*PAGE EXTRACT*.
■ ■ ■

Chris Hipkins is getting credit for his handling of the cyclone and I think that’s fair enough.
Newly into the role of PM and he’s had to hit the ground running —literally— with a crisis.
To be fair though, in the immediate aftermath of a disaster an elected leader does get a free kick. All you have to do is be present and visible, have a ton of empathy and own the communication around the media updates. Labour did this during Covid, and now they’re doing it again.
But —and here’s the rub— that halo effect can fade as failings in the response from public and private entities start to surface. The longer there’s no power or access, the worse the looting and the gangs get, then the worse this whole thing gets for the government.
People have an enormous amount of scope, patience and understanding in the direct aftermath – but the longer it goes on, the more that patience fades. Add to that, contributory negligence like bureaucrats squabbling over whose responsible – Council arguing with Waka Kotahi, local government arguing with central government, private agencies scrapping with public ones and it gets even worse.
So up until now, this phase of the response is right over Labour’s home plate - visibility, empathy, a lot of media noise, reactions and promises aplenty. But the next phase is its Achilles heel: delivery and accountability. Will they do what they say they’re going to do? Can they deliver it? Will they step up on what they can do at a central government level? Will they be honest about what they can’t?

■ ■ ■

*DIRECTIONS*.
Write the next part of the opinion piece on the government's cyclone response, picking up after its final question.

*Structured page parsing data*.
■ ■ ■

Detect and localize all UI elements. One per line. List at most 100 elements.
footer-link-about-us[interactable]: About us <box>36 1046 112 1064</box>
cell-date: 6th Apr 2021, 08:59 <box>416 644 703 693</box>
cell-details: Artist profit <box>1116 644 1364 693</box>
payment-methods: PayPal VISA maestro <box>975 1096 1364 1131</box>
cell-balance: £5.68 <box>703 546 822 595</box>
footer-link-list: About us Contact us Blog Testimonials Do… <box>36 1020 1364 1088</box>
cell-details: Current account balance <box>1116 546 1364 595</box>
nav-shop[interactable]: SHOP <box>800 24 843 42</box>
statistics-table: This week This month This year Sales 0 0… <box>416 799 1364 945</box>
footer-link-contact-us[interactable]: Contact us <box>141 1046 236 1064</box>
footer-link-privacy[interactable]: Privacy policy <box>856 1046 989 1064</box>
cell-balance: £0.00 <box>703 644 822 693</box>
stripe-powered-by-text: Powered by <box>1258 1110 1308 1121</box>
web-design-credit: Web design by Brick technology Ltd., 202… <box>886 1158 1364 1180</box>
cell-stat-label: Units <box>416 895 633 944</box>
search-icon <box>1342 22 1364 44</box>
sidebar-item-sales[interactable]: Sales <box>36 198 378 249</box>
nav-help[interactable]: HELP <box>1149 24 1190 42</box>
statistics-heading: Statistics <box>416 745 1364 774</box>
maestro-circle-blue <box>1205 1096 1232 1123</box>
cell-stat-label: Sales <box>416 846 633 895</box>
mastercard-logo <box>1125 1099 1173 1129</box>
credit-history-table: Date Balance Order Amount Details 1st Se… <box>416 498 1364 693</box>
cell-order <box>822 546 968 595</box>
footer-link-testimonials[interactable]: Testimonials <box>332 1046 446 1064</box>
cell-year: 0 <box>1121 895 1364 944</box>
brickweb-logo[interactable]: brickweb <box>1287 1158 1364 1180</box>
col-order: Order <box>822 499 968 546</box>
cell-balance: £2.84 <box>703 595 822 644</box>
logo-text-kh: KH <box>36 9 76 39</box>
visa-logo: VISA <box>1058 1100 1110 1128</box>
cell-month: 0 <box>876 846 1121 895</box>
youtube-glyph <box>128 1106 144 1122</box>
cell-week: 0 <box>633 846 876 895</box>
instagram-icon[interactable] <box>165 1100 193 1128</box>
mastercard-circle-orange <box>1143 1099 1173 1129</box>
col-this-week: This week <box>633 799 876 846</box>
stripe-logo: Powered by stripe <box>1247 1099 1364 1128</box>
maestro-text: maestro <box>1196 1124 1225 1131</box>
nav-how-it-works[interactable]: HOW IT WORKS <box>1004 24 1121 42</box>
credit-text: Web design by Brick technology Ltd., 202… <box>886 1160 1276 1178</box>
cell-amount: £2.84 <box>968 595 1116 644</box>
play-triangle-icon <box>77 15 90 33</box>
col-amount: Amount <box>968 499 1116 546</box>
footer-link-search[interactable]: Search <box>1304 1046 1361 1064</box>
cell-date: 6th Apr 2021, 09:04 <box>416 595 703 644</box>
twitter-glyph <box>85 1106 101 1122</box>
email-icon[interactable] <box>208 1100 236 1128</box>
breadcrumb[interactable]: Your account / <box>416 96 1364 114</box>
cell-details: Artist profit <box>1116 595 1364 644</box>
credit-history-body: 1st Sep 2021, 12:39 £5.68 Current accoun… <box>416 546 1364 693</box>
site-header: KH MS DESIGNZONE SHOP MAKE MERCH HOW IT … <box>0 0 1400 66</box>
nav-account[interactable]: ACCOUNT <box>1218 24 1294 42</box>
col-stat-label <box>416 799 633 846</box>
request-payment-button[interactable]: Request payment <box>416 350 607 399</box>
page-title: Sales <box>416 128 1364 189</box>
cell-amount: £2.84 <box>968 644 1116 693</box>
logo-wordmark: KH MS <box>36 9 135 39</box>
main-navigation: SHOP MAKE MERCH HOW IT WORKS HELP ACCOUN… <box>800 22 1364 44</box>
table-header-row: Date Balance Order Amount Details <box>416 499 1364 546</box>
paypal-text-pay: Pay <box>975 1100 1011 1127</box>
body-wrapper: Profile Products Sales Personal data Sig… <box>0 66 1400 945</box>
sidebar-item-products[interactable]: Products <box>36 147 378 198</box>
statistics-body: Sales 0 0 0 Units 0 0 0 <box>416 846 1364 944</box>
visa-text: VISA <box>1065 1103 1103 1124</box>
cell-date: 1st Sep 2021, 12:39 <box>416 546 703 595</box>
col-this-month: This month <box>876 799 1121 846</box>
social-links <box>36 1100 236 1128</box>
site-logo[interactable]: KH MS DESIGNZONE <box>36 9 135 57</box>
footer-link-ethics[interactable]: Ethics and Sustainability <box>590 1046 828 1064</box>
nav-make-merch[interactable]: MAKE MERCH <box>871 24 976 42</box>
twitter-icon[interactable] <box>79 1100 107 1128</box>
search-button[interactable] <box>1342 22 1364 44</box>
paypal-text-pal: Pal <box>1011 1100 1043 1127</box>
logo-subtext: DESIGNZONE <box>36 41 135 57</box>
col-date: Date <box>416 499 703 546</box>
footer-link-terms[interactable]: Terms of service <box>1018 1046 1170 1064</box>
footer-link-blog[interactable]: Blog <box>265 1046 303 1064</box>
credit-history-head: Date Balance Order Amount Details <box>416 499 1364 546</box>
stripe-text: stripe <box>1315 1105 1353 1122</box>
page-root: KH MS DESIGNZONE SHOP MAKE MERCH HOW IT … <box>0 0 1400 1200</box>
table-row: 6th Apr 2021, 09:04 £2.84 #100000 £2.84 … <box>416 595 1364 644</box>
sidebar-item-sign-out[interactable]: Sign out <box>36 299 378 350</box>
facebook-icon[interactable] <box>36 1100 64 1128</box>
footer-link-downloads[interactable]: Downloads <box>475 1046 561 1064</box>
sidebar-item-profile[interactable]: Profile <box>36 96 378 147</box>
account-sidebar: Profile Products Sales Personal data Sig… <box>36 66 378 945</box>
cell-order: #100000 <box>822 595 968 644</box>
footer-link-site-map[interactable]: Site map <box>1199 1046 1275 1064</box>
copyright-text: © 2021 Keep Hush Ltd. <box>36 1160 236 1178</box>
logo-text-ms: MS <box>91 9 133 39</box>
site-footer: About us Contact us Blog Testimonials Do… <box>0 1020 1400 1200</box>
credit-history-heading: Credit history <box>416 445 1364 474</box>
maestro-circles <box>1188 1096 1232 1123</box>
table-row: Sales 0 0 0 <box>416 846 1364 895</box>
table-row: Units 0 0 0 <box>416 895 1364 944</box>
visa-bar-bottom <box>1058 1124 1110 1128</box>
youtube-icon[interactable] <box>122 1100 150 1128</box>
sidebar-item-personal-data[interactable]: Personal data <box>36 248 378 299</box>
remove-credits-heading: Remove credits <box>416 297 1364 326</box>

■ ■ ■

*TASK RESULT*.
Today’s impressive response is tomorrow’s Kiwibuild, or child poverty, or mental health, or vaccine rollout or MIQ management. Looking good up front and saying all the right things is one thing, getting it right after the fact is another.
The honeymoon phase Labour’s been basking in with its new leader and a fresh immediate crisis to respond to is fading. So how long before the issues that have plagued this government and its inability to deliver are laid bare once again? How much listening to people is being done or not done?
Locals in Hawkes Bay being ransacked by looters and gangs will tell you they don’t really feel listened to. They’re crying out for more police. The Police Minister says he’s sending in an extra 145. As Act pointed out, that’s a fraction of the 600 extra cops they sent into the protest on Parliament’s lawn. Where’re the military many are asking.
This is a time for decisive strong leadership – for putting words into action. But the PM says there is no law-and-order crisis. Is he gaslighting locals? Telling them what they're seeing and experiencing isn't real? Trust and confidence is starting to wane as Police Minister Stuart Nash himself said.
It’s ripe time for action, for good bold decisive leadership. For getting tangible outcomes for beleaguered communities right now. The advantage is already Labour’s, but the execution from here will be what counts for them.